■ **MATERIAL FOR THE TASK**:
────────────────────

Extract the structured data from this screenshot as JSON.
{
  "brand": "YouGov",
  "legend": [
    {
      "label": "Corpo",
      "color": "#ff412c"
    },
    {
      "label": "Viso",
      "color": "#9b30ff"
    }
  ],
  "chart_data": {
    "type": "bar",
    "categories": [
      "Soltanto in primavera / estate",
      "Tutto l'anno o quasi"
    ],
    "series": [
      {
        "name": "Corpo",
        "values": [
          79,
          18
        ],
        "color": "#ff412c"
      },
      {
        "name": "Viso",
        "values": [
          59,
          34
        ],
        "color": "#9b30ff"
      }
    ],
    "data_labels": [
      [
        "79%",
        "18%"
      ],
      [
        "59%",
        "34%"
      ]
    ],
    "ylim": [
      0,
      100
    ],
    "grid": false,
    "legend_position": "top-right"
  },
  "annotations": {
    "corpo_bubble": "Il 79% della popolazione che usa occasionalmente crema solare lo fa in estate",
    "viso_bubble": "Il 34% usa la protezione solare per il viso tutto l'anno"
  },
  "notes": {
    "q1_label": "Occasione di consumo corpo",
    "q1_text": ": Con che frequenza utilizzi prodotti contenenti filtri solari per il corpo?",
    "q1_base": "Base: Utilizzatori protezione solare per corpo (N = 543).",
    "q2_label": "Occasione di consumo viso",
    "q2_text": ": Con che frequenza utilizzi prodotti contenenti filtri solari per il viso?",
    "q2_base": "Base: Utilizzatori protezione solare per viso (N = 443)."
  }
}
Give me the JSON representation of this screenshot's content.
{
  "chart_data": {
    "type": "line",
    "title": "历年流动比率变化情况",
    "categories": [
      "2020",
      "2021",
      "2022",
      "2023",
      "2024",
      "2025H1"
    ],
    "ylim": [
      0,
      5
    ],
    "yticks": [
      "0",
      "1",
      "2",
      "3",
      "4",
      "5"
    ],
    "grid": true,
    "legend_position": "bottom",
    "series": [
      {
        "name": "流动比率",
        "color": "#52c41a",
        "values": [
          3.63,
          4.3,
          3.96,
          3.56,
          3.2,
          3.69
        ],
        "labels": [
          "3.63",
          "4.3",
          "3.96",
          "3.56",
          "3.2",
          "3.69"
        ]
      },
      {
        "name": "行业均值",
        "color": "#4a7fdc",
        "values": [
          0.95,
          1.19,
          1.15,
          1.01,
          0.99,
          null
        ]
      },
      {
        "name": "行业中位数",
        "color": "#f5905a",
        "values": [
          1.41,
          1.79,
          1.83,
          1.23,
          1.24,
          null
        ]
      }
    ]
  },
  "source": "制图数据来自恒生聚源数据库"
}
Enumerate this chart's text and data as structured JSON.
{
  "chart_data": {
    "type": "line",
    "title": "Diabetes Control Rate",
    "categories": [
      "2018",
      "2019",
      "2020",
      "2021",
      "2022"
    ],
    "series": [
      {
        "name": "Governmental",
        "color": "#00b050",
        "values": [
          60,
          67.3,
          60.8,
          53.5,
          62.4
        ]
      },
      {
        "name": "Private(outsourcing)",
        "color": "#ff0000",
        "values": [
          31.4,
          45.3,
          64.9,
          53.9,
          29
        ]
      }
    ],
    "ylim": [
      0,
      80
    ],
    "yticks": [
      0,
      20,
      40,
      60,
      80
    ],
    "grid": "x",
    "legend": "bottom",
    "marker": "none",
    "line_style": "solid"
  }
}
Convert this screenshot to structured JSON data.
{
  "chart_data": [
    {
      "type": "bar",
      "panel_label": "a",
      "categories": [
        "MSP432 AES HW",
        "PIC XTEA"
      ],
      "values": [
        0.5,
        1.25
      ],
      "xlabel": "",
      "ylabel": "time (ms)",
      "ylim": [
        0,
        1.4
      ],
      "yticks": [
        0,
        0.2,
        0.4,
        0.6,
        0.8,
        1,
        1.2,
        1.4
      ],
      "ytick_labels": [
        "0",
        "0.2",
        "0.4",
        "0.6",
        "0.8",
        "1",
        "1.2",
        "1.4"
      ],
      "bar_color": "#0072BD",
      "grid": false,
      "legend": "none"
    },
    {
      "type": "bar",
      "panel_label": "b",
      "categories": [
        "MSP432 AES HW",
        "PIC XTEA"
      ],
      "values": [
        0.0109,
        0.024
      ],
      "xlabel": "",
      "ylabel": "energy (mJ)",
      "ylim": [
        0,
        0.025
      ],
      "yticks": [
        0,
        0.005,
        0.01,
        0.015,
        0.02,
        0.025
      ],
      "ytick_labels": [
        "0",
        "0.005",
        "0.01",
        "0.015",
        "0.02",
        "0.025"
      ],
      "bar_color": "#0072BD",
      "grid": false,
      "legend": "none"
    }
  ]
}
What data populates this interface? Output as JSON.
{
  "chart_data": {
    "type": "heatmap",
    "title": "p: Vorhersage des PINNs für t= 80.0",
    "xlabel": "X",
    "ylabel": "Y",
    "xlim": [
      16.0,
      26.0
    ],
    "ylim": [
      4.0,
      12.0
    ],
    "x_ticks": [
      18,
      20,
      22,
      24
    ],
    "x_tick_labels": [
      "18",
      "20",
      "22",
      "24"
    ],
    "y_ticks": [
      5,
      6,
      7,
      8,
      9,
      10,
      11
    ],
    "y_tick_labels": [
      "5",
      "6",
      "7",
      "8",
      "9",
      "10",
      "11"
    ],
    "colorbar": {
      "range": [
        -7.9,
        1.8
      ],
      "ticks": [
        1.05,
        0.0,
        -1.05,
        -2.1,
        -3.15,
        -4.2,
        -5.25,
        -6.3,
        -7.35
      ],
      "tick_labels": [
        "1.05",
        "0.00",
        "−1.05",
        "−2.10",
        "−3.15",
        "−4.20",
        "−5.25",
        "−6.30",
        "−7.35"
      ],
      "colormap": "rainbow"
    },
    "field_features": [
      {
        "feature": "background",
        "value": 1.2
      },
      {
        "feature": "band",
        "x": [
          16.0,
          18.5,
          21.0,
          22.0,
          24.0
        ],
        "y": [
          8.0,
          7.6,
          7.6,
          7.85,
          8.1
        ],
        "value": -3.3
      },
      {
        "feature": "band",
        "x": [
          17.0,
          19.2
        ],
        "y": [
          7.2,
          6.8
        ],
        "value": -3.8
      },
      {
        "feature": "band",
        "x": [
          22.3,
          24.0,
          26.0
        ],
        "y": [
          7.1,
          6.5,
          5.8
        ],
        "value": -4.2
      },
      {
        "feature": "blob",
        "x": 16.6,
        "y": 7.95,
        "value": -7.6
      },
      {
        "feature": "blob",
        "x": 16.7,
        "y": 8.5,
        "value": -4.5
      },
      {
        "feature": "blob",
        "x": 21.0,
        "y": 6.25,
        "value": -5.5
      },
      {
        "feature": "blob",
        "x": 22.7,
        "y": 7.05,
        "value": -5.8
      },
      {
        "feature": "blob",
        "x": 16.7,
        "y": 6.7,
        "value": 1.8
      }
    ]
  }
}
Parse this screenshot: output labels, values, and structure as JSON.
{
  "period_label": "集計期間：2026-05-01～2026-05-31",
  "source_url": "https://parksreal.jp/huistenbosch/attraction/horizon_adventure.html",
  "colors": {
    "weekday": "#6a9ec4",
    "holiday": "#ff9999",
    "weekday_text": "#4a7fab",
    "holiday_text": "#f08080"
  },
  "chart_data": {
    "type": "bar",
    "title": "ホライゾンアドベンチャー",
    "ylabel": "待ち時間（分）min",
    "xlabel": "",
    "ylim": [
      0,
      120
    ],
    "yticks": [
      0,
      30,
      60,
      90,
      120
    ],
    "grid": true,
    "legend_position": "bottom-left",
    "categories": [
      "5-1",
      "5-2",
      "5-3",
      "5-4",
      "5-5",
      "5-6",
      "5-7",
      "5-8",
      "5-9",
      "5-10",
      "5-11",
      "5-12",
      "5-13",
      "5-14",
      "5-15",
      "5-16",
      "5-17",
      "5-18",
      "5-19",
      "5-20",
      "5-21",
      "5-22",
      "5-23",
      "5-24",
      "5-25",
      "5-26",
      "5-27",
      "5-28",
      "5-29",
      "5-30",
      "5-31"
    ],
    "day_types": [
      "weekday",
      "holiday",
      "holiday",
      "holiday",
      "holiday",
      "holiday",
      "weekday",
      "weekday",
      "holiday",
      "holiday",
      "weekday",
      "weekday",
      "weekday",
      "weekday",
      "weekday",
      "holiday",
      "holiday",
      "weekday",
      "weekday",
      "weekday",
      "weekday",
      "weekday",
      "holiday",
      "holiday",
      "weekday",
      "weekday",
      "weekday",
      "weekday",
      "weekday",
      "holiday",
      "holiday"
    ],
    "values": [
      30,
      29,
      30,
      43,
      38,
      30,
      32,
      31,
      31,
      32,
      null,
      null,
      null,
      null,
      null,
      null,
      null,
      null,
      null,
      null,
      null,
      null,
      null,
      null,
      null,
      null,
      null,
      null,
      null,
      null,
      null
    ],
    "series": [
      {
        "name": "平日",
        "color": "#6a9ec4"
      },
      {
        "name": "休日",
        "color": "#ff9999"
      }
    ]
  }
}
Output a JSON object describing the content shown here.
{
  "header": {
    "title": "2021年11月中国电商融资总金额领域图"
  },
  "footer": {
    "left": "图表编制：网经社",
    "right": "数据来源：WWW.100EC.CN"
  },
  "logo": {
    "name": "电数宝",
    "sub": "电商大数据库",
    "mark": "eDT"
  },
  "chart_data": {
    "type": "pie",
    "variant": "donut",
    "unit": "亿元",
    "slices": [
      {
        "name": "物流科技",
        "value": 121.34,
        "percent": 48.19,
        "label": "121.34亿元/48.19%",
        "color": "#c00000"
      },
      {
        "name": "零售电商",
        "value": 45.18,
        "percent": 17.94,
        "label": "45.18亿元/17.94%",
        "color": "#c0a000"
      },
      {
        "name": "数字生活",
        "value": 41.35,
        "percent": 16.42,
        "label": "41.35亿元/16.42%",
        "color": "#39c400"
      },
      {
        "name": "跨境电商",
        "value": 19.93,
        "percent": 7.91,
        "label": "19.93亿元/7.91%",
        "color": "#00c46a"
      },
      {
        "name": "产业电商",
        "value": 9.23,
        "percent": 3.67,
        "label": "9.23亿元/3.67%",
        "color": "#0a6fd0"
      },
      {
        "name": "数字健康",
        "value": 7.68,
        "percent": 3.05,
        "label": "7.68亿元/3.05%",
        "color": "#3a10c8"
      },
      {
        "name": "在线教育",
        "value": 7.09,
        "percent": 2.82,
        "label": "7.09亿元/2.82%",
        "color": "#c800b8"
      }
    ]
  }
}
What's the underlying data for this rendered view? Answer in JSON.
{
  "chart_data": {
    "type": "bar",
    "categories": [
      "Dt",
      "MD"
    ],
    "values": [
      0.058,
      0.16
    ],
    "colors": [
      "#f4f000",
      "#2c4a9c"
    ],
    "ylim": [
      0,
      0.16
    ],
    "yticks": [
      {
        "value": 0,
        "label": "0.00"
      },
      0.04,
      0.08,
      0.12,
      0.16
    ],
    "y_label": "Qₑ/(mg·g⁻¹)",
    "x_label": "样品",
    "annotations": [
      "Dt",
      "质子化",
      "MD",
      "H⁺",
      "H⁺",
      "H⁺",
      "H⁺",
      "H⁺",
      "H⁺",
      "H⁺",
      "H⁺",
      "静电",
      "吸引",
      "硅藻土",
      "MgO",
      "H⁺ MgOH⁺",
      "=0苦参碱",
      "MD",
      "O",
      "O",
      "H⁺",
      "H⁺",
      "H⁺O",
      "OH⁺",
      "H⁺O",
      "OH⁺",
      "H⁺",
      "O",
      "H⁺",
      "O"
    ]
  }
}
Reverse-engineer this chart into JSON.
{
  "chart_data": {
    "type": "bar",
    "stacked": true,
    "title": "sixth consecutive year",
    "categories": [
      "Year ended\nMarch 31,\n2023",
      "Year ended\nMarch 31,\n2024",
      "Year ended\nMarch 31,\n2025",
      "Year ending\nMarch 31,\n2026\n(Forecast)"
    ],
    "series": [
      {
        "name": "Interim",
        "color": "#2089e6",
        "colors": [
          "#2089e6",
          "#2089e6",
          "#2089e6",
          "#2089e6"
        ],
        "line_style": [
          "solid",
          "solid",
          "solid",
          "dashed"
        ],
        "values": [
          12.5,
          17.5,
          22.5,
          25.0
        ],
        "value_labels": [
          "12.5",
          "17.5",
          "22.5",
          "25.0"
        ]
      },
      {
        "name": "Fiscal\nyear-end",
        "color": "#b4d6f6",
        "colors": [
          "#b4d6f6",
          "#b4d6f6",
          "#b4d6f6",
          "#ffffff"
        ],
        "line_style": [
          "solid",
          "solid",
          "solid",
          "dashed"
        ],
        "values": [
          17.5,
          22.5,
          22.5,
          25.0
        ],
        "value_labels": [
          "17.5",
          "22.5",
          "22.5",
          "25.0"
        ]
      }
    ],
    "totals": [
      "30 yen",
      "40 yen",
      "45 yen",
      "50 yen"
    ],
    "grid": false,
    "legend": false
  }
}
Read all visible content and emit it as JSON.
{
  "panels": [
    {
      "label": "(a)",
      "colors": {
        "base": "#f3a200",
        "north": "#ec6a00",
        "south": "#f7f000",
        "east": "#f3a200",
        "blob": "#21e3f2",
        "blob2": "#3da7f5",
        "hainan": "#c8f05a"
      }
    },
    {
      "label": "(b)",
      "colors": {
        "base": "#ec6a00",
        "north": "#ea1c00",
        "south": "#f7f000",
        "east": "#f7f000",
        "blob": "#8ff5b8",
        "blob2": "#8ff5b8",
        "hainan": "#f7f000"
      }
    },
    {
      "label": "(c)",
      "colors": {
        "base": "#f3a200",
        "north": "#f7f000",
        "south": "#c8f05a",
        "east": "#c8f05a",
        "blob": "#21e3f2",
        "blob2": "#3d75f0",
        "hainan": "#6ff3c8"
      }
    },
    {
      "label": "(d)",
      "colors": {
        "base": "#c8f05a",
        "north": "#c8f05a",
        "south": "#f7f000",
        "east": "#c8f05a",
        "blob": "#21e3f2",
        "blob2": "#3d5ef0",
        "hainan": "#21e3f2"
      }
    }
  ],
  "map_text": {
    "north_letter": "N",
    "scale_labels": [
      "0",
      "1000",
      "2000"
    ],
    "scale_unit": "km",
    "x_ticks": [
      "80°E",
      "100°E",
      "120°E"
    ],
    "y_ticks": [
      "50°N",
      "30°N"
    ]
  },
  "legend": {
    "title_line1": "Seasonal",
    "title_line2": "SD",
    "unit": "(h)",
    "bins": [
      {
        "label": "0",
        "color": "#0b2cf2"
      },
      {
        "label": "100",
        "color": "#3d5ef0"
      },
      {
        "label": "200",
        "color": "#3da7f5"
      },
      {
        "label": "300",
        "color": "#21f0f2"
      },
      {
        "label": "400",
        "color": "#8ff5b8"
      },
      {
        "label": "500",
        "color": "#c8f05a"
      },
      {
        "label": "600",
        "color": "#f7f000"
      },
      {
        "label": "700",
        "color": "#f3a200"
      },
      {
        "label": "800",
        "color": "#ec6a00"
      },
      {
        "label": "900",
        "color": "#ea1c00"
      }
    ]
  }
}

────────────────────

■ **EXERCISE**: Find every line in the entries that includes the word "east", then state how many there are and nothing else.

■ **EXPECTED OUTPUT**: 4